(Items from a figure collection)
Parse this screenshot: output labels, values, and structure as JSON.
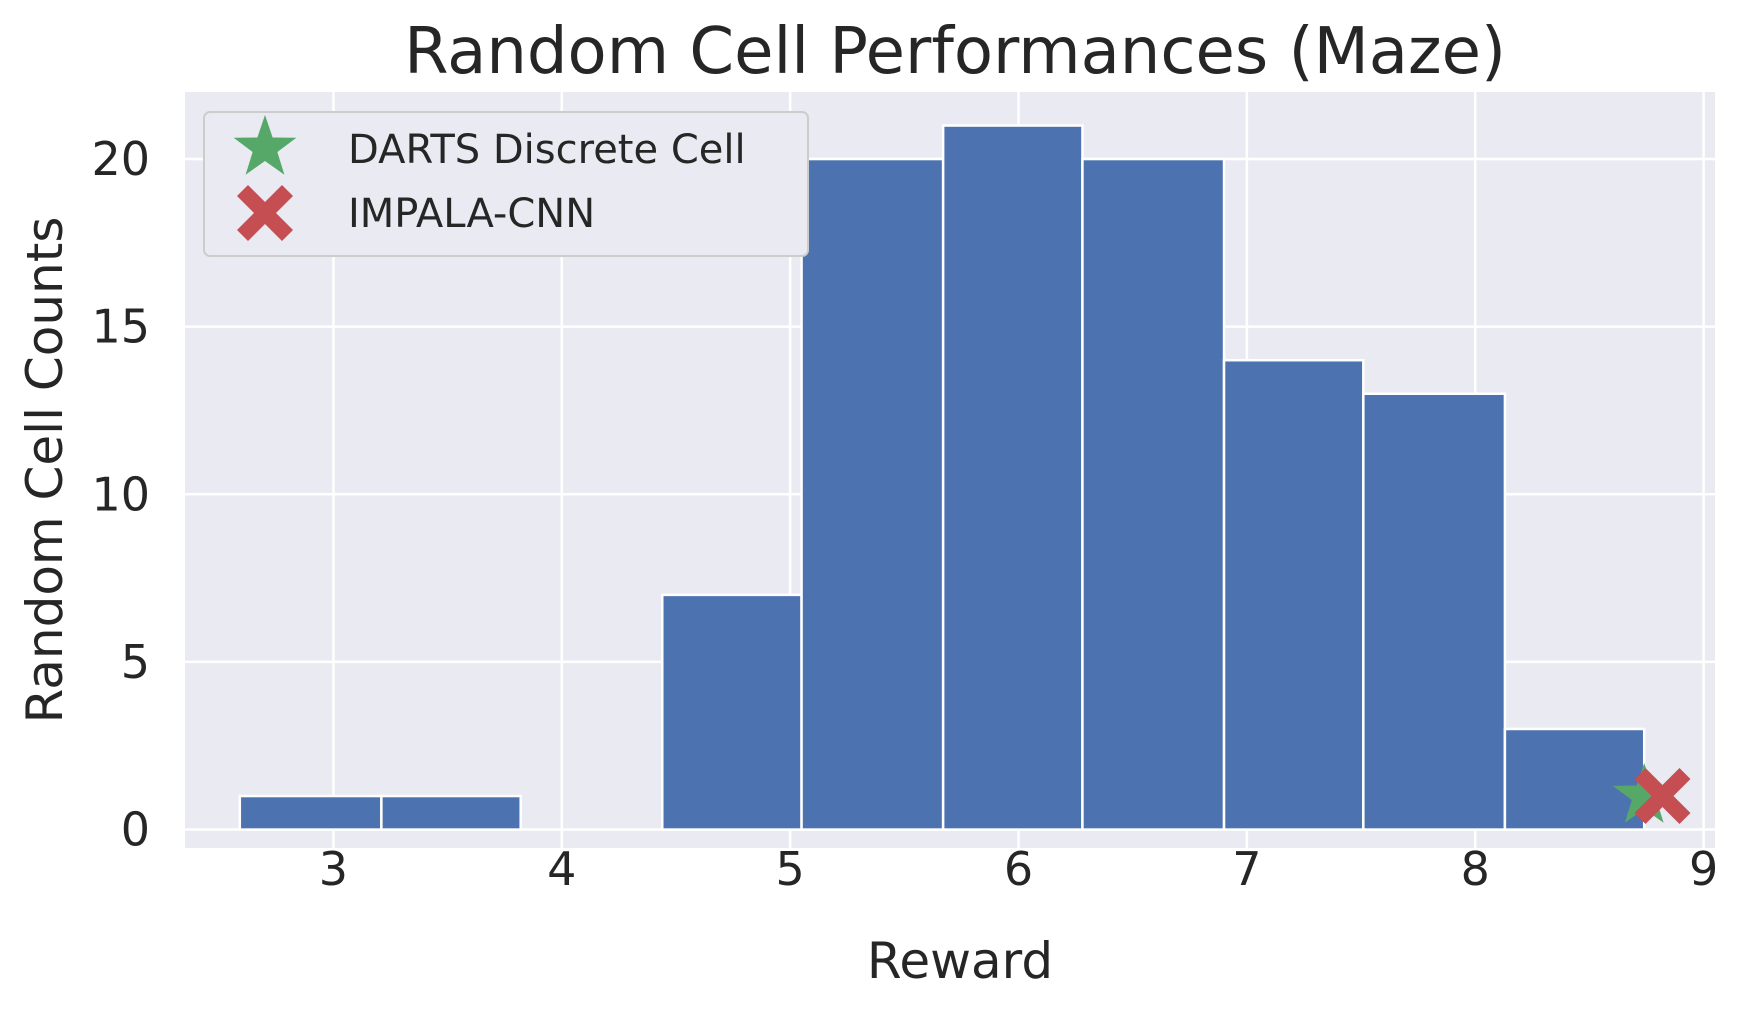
{
  "chart_data": {
    "type": "bar",
    "title": "Random Cell Performances (Maze)",
    "xlabel": "Reward",
    "ylabel": "Random Cell Counts",
    "xlim": [
      2.35,
      9.05
    ],
    "ylim": [
      -0.55,
      22.0
    ],
    "xticks": [
      3,
      4,
      5,
      6,
      7,
      8,
      9
    ],
    "yticks": [
      0,
      5,
      10,
      15,
      20
    ],
    "grid": true,
    "legend_position": "top-left",
    "bins": [
      {
        "x0": 2.59,
        "x1": 3.21,
        "count": 1
      },
      {
        "x0": 3.21,
        "x1": 3.82,
        "count": 1
      },
      {
        "x0": 3.82,
        "x1": 4.44,
        "count": 0
      },
      {
        "x0": 4.44,
        "x1": 5.05,
        "count": 7
      },
      {
        "x0": 5.05,
        "x1": 5.67,
        "count": 20
      },
      {
        "x0": 5.67,
        "x1": 6.28,
        "count": 21
      },
      {
        "x0": 6.28,
        "x1": 6.9,
        "count": 20
      },
      {
        "x0": 6.9,
        "x1": 7.51,
        "count": 14
      },
      {
        "x0": 7.51,
        "x1": 8.13,
        "count": 13
      },
      {
        "x0": 8.13,
        "x1": 8.74,
        "count": 3
      }
    ],
    "markers": [
      {
        "name": "DARTS Discrete Cell",
        "symbol": "star",
        "x": 8.74,
        "y": 1,
        "color": "#55a868"
      },
      {
        "name": "IMPALA-CNN",
        "symbol": "x",
        "x": 8.82,
        "y": 1,
        "color": "#c44e52"
      }
    ],
    "colors": {
      "background": "#eaeaf2",
      "grid": "#ffffff",
      "bar": "#4c72b0",
      "bar_edge": "#ffffff"
    }
  }
}
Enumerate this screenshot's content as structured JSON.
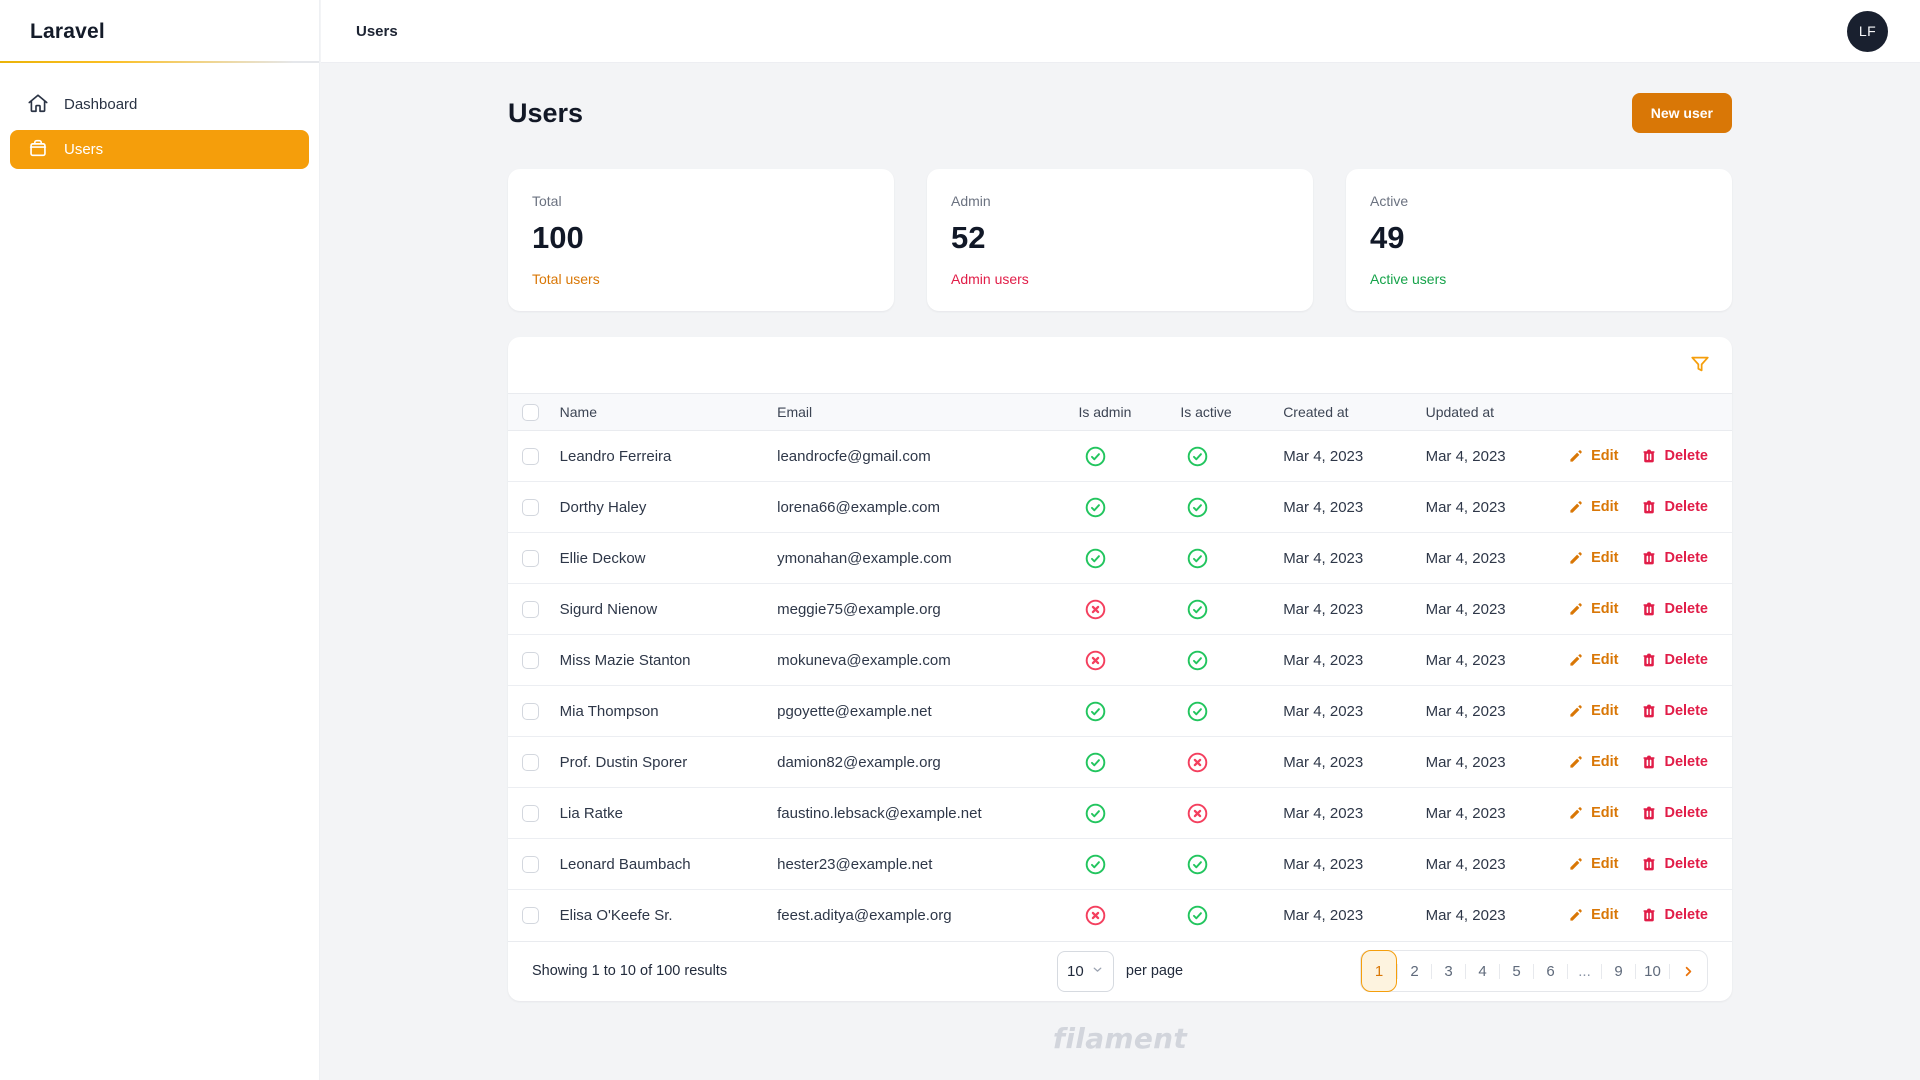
{
  "brand": "Laravel",
  "topbar": {
    "breadcrumb": "Users",
    "avatar_initials": "LF"
  },
  "sidebar": {
    "items": [
      {
        "label": "Dashboard",
        "icon": "home-icon",
        "active": false
      },
      {
        "label": "Users",
        "icon": "briefcase-icon",
        "active": true
      }
    ]
  },
  "page": {
    "title": "Users",
    "new_user_button": "New user"
  },
  "stats": [
    {
      "label": "Total",
      "value": "100",
      "description": "Total users",
      "color": "#d97706"
    },
    {
      "label": "Admin",
      "value": "52",
      "description": "Admin users",
      "color": "#e11d48"
    },
    {
      "label": "Active",
      "value": "49",
      "description": "Active users",
      "color": "#16a34a"
    }
  ],
  "table": {
    "filter_icon": "funnel-icon",
    "columns": [
      "Name",
      "Email",
      "Is admin",
      "Is active",
      "Created at",
      "Updated at"
    ],
    "actions": {
      "edit": "Edit",
      "delete": "Delete"
    },
    "rows": [
      {
        "name": "Leandro Ferreira",
        "email": "leandrocfe@gmail.com",
        "is_admin": true,
        "is_active": true,
        "created_at": "Mar 4, 2023",
        "updated_at": "Mar 4, 2023"
      },
      {
        "name": "Dorthy Haley",
        "email": "lorena66@example.com",
        "is_admin": true,
        "is_active": true,
        "created_at": "Mar 4, 2023",
        "updated_at": "Mar 4, 2023"
      },
      {
        "name": "Ellie Deckow",
        "email": "ymonahan@example.com",
        "is_admin": true,
        "is_active": true,
        "created_at": "Mar 4, 2023",
        "updated_at": "Mar 4, 2023"
      },
      {
        "name": "Sigurd Nienow",
        "email": "meggie75@example.org",
        "is_admin": false,
        "is_active": true,
        "created_at": "Mar 4, 2023",
        "updated_at": "Mar 4, 2023"
      },
      {
        "name": "Miss Mazie Stanton",
        "email": "mokuneva@example.com",
        "is_admin": false,
        "is_active": true,
        "created_at": "Mar 4, 2023",
        "updated_at": "Mar 4, 2023"
      },
      {
        "name": "Mia Thompson",
        "email": "pgoyette@example.net",
        "is_admin": true,
        "is_active": true,
        "created_at": "Mar 4, 2023",
        "updated_at": "Mar 4, 2023"
      },
      {
        "name": "Prof. Dustin Sporer",
        "email": "damion82@example.org",
        "is_admin": true,
        "is_active": false,
        "created_at": "Mar 4, 2023",
        "updated_at": "Mar 4, 2023"
      },
      {
        "name": "Lia Ratke",
        "email": "faustino.lebsack@example.net",
        "is_admin": true,
        "is_active": false,
        "created_at": "Mar 4, 2023",
        "updated_at": "Mar 4, 2023"
      },
      {
        "name": "Leonard Baumbach",
        "email": "hester23@example.net",
        "is_admin": true,
        "is_active": true,
        "created_at": "Mar 4, 2023",
        "updated_at": "Mar 4, 2023"
      },
      {
        "name": "Elisa O'Keefe Sr.",
        "email": "feest.aditya@example.org",
        "is_admin": false,
        "is_active": true,
        "created_at": "Mar 4, 2023",
        "updated_at": "Mar 4, 2023"
      }
    ],
    "status_icons": {
      "true": "check-circle-icon",
      "false": "x-circle-icon"
    }
  },
  "pagination": {
    "summary": "Showing 1 to 10 of 100 results",
    "per_page_value": "10",
    "per_page_label": "per page",
    "pages": [
      "1",
      "2",
      "3",
      "4",
      "5",
      "6",
      "...",
      "9",
      "10"
    ],
    "active_page": "1",
    "next_icon": "chevron-right-icon"
  },
  "footer": {
    "watermark": "filament"
  },
  "colors": {
    "primary": "#d97706",
    "primary_light": "#f59e0b",
    "danger": "#e11d48",
    "success_icon": "#22c55e",
    "danger_icon": "#f43f5e",
    "success_text": "#16a34a"
  }
}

● Exercise requirements: Look for the word "JSON" in every line of the listing and copy the lines that have it.

● Exercise response:
Parse this screenshot: output labels, values, and structure as JSON.
Enumerate this screenshot's content as structured JSON.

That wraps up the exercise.